• [Instructions to follow] Pictures are not part of the copy; repeat everything else in the records exactly.

(Data extracted from a collection)
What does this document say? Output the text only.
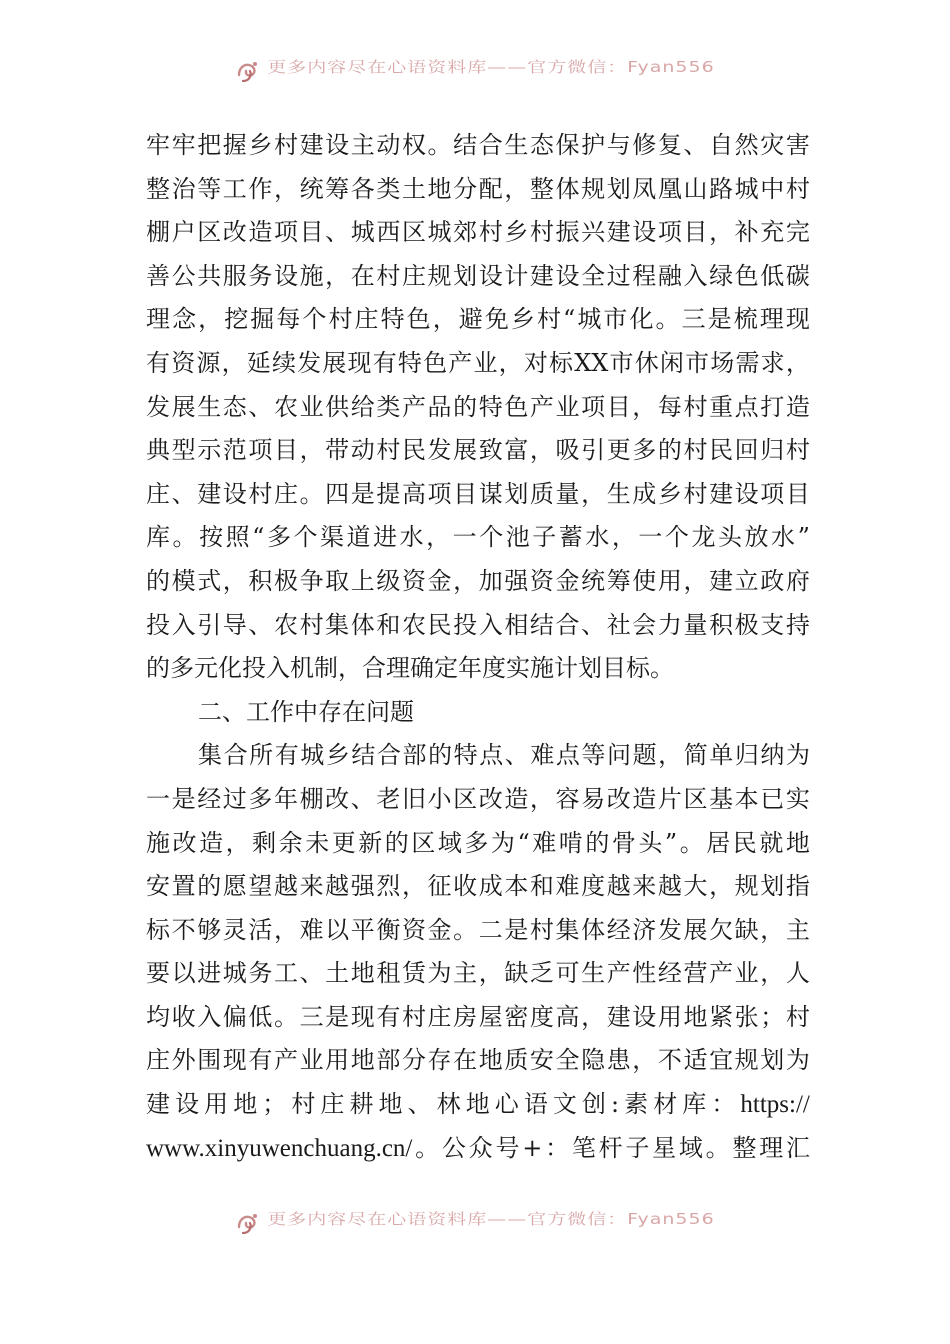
更多内容尽在心语资料库——官方微信：Fyan556
牢 牢 把 握 乡 村 建 设 主 动 权 。 结 合 生 态 保 护 与 修 复 、 自 然 灾 害
整 治 等 工 作 ， 统 筹 各 类 土 地 分 配 ， 整 体 规 划 凤 凰 山 路 城 中 村
棚 户 区 改 造 项 目 、 城 西 区 城 郊 村 乡 村 振 兴 建 设 项 目 ， 补 充 完
善 公 共 服 务 设 施 ， 在 村 庄 规 划 设 计 建 设 全 过 程 融 入 绿 色 低 碳
理 念 ， 挖 掘 每 个 村 庄 特 色 ， 避 免 乡 村 “ 城 市 化 。 三 是 梳 理 现
有 资 源 ， 延 续 发 展 现 有 特 色 产 业 ， 对 标 XX 市 休 闲 市 场 需 求 ，
发 展 生 态 、 农 业 供 给 类 产 品 的 特 色 产 业 项 目 ， 每 村 重 点 打 造
典 型 示 范 项 目 ， 带 动 村 民 发 展 致 富 ， 吸 引 更 多 的 村 民 回 归 村
庄 、 建 设 村 庄 。 四 是 提 高 项 目 谋 划 质 量 ， 生 成 乡 村 建 设 项 目
库 。 按 照 “ 多 个 渠 道 进 水 ， 一 个 池 子 蓄 水 ， 一 个 龙 头 放 水 ”
的 模 式 ， 积 极 争 取 上 级 资 金 ， 加 强 资 金 统 筹 使 用 ， 建 立 政 府
投 入 引 导 、 农 村 集 体 和 农 民 投 入 相 结 合 、 社 会 力 量 积 极 支 持
的多元化投入机制，合理确定年度实施计划目标。
二、工作中存在问题
集 合 所 有 城 乡 结 合 部 的 特 点 、 难 点 等 问 题 ， 简 单 归 纳 为
一 是 经 过 多 年 棚 改 、 老 旧 小 区 改 造 ， 容 易 改 造 片 区 基 本 已 实
施 改 造 ， 剩 余 未 更 新 的 区 域 多 为 “ 难 啃 的 骨 头 ” 。 居 民 就 地
安 置 的 愿 望 越 来 越 强 烈 ， 征 收 成 本 和 难 度 越 来 越 大 ， 规 划 指
标 不 够 灵 活 ， 难 以 平 衡 资 金 。 二 是 村 集 体 经 济 发 展 欠 缺 ， 主
要 以 进 城 务 工 、 土 地 租 赁 为 主 ， 缺 乏 可 生 产 性 经 营 产 业 ， 人
均 收 入 偏 低 。 三 是 现 有 村 庄 房 屋 密 度 高 ， 建 设 用 地 紧 张 ； 村
庄 外 围 现 有 产 业 用 地 部 分 存 在 地 质 安 全 隐 患 ， 不 适 宜 规 划 为
建 设 用 地 ； 村 庄 耕 地 、 林 地 心 语 文 创 : 素 材 库 ： https://
www.xinyuwenchuang.cn/ 。 公 众 号 + ： 笔 杆 子 星 域 。 整 理 汇
更多内容尽在心语资料库——官方微信：Fyan556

• [Reply to the task]
What does this document say? Output the text only.
更多内容尽在心语资料库——官方微信：Fyan556
牢 牢 把 握 乡 村 建 设 主 动 权 。 结 合 生 态 保 护 与 修 复 、 自 然 灾 害
整 治 等 工 作 ， 统 筹 各 类 土 地 分 配 ， 整 体 规 划 凤 凰 山 路 城 中 村
棚 户 区 改 造 项 目 、 城 西 区 城 郊 村 乡 村 振 兴 建 设 项 目 ， 补 充 完
善 公 共 服 务 设 施 ， 在 村 庄 规 划 设 计 建 设 全 过 程 融 入 绿 色 低 碳
理 念 ， 挖 掘 每 个 村 庄 特 色 ， 避 免 乡 村 “ 城 市 化 。 三 是 梳 理 现
有 资 源 ， 延 续 发 展 现 有 特 色 产 业 ， 对 标 XX 市 休 闲 市 场 需 求 ，
发 展 生 态 、 农 业 供 给 类 产 品 的 特 色 产 业 项 目 ， 每 村 重 点 打 造
典 型 示 范 项 目 ， 带 动 村 民 发 展 致 富 ， 吸 引 更 多 的 村 民 回 归 村
庄 、 建 设 村 庄 。 四 是 提 高 项 目 谋 划 质 量 ， 生 成 乡 村 建 设 项 目
库 。 按 照 “ 多 个 渠 道 进 水 ， 一 个 池 子 蓄 水 ， 一 个 龙 头 放 水 ”
的 模 式 ， 积 极 争 取 上 级 资 金 ， 加 强 资 金 统 筹 使 用 ， 建 立 政 府
投 入 引 导 、 农 村 集 体 和 农 民 投 入 相 结 合 、 社 会 力 量 积 极 支 持
的多元化投入机制，合理确定年度实施计划目标。
二、工作中存在问题
集 合 所 有 城 乡 结 合 部 的 特 点 、 难 点 等 问 题 ， 简 单 归 纳 为
一 是 经 过 多 年 棚 改 、 老 旧 小 区 改 造 ， 容 易 改 造 片 区 基 本 已 实
施 改 造 ， 剩 余 未 更 新 的 区 域 多 为 “ 难 啃 的 骨 头 ” 。 居 民 就 地
安 置 的 愿 望 越 来 越 强 烈 ， 征 收 成 本 和 难 度 越 来 越 大 ， 规 划 指
标 不 够 灵 活 ， 难 以 平 衡 资 金 。 二 是 村 集 体 经 济 发 展 欠 缺 ， 主
要 以 进 城 务 工 、 土 地 租 赁 为 主 ， 缺 乏 可 生 产 性 经 营 产 业 ， 人
均 收 入 偏 低 。 三 是 现 有 村 庄 房 屋 密 度 高 ， 建 设 用 地 紧 张 ； 村
庄 外 围 现 有 产 业 用 地 部 分 存 在 地 质 安 全 隐 患 ， 不 适 宜 规 划 为
建 设 用 地 ； 村 庄 耕 地 、 林 地 心 语 文 创 : 素 材 库 ： https://
www.xinyuwenchuang.cn/ 。 公 众 号 + ： 笔 杆 子 星 域 。 整 理 汇
更多内容尽在心语资料库——官方微信：Fyan556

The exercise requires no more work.